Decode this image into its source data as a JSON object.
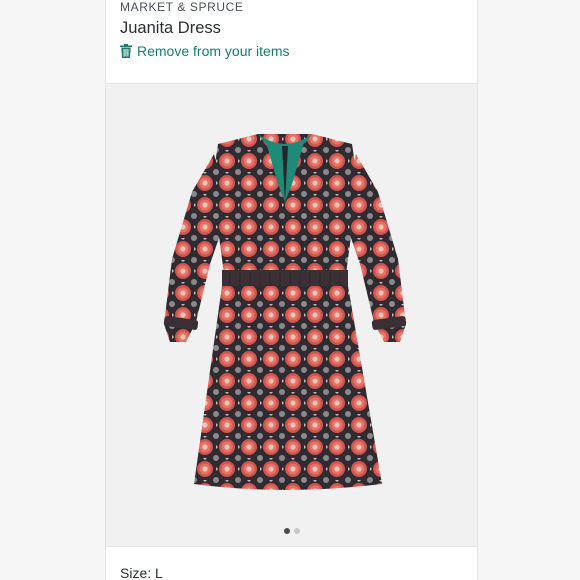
{
  "item": {
    "brand": "MARKET & SPRUCE",
    "name": "Juanita Dress",
    "remove_label": "Remove from your items",
    "size_label": "Size: L"
  },
  "carousel": {
    "total": 2,
    "active_index": 0
  },
  "icons": {
    "remove": "trash-icon"
  },
  "colors": {
    "accent": "#1c7a6e",
    "dress_lining": "#1e8a78",
    "dress_pattern_red": "#d4524f",
    "dress_pattern_dark": "#2c2a2e"
  }
}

******************************

> _Instructions for the task_
Output, exactly, all the records above; include no pictures.

> _Response_
Decode this image into its source data as a JSON object.
{
  "item": {
    "brand": "MARKET & SPRUCE",
    "name": "Juanita Dress",
    "remove_label": "Remove from your items",
    "size_label": "Size: L"
  },
  "carousel": {
    "total": 2,
    "active_index": 0
  },
  "icons": {
    "remove": "trash-icon"
  },
  "colors": {
    "accent": "#1c7a6e",
    "dress_lining": "#1e8a78",
    "dress_pattern_red": "#d4524f",
    "dress_pattern_dark": "#2c2a2e"
  }
}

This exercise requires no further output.